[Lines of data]
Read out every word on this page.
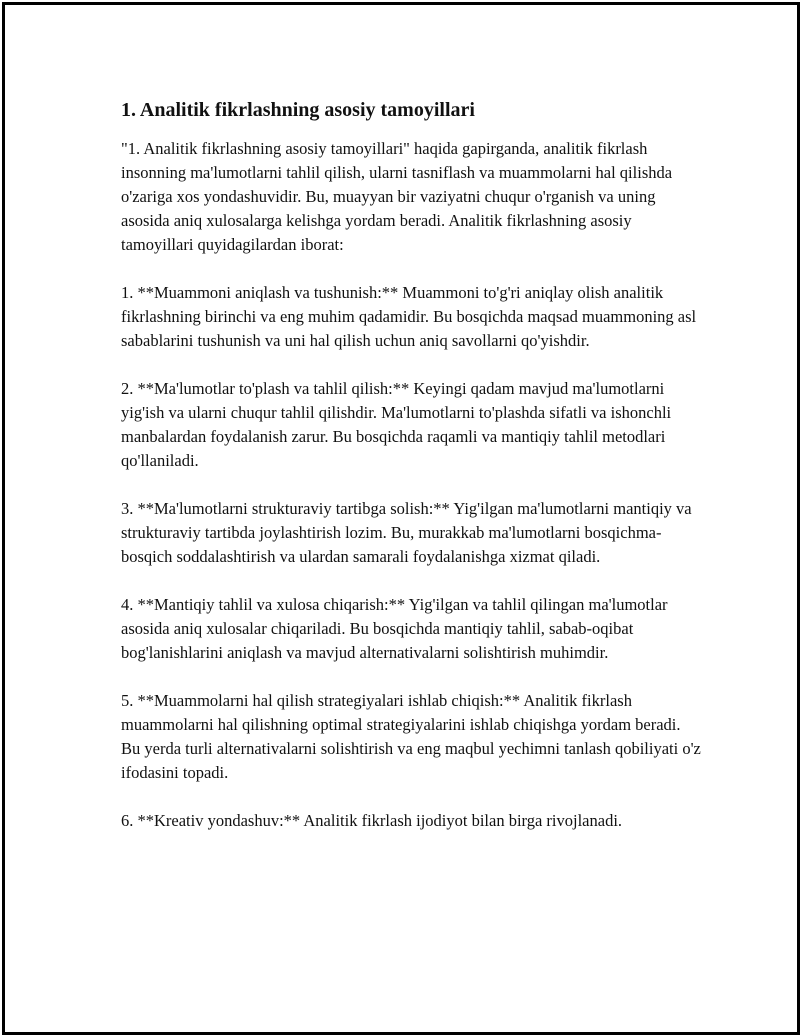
1. Analitik fikrlashning asosiy tamoyillari

"1. Analitik fikrlashning asosiy tamoyillari" haqida gapirganda, analitik fikrlash insonning ma'lumotlarni tahlil qilish, ularni tasniflash va muammolarni hal qilishda o'zariga xos yondashuvidir. Bu, muayyan bir vaziyatni chuqur o'rganish va uning asosida aniq xulosalarga kelishga yordam beradi. Analitik fikrlashning asosiy tamoyillari quyidagilardan iborat:

1. **Muammoni aniqlash va tushunish:** Muammoni to'g'ri aniqlay olish analitik fikrlashning birinchi va eng muhim qadamidir. Bu bosqichda maqsad muammoning asl sabablarini tushunish va uni hal qilish uchun aniq savollarni qo'yishdir.

2. **Ma'lumotlar to'plash va tahlil qilish:** Keyingi qadam mavjud ma'lumotlarni yig'ish va ularni chuqur tahlil qilishdir. Ma'lumotlarni to'plashda sifatli va ishonchli manbalardan foydalanish zarur. Bu bosqichda raqamli va mantiqiy tahlil metodlari qo'llaniladi.

3. **Ma'lumotlarni strukturaviy tartibga solish:** Yig'ilgan ma'lumotlarni mantiqiy va strukturaviy tartibda joylashtirish lozim. Bu, murakkab ma'lumotlarni bosqichma-bosqich soddalashtirish va ulardan samarali foydalanishga xizmat qiladi.

4. **Mantiqiy tahlil va xulosa chiqarish:** Yig'ilgan va tahlil qilingan ma'lumotlar asosida aniq xulosalar chiqariladi. Bu bosqichda mantiqiy tahlil, sabab-oqibat bog'lanishlarini aniqlash va mavjud alternativalarni solishtirish muhimdir.

5. **Muammolarni hal qilish strategiyalari ishlab chiqish:** Analitik fikrlash muammolarni hal qilishning optimal strategiyalarini ishlab chiqishga yordam beradi. Bu yerda turli alternativalarni solishtirish va eng maqbul yechimni tanlash qobiliyati o'z ifodasini topadi.

6. **Kreativ yondashuv:** Analitik fikrlash ijodiyot bilan birga rivojlanadi.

**Problem to solve:** Copy each line above precisely, dropping the pictures.

**Exercise answer:**
Read out every word on this page.
1. Analitik fikrlashning asosiy tamoyillari

"1. Analitik fikrlashning asosiy tamoyillari" haqida gapirganda, analitik fikrlash insonning ma'lumotlarni tahlil qilish, ularni tasniflash va muammolarni hal qilishda o'zariga xos yondashuvidir. Bu, muayyan bir vaziyatni chuqur o'rganish va uning asosida aniq xulosalarga kelishga yordam beradi. Analitik fikrlashning asosiy tamoyillari quyidagilardan iborat:

1. **Muammoni aniqlash va tushunish:** Muammoni to'g'ri aniqlay olish analitik fikrlashning birinchi va eng muhim qadamidir. Bu bosqichda maqsad muammoning asl sabablarini tushunish va uni hal qilish uchun aniq savollarni qo'yishdir.

2. **Ma'lumotlar to'plash va tahlil qilish:** Keyingi qadam mavjud ma'lumotlarni yig'ish va ularni chuqur tahlil qilishdir. Ma'lumotlarni to'plashda sifatli va ishonchli manbalardan foydalanish zarur. Bu bosqichda raqamli va mantiqiy tahlil metodlari qo'llaniladi.

3. **Ma'lumotlarni strukturaviy tartibga solish:** Yig'ilgan ma'lumotlarni mantiqiy va strukturaviy tartibda joylashtirish lozim. Bu, murakkab ma'lumotlarni bosqichma-bosqich soddalashtirish va ulardan samarali foydalanishga xizmat qiladi.

4. **Mantiqiy tahlil va xulosa chiqarish:** Yig'ilgan va tahlil qilingan ma'lumotlar asosida aniq xulosalar chiqariladi. Bu bosqichda mantiqiy tahlil, sabab-oqibat bog'lanishlarini aniqlash va mavjud alternativalarni solishtirish muhimdir.

5. **Muammolarni hal qilish strategiyalari ishlab chiqish:** Analitik fikrlash muammolarni hal qilishning optimal strategiyalarini ishlab chiqishga yordam beradi. Bu yerda turli alternativalarni solishtirish va eng maqbul yechimni tanlash qobiliyati o'z ifodasini topadi.

6. **Kreativ yondashuv:** Analitik fikrlash ijodiyot bilan birga rivojlanadi.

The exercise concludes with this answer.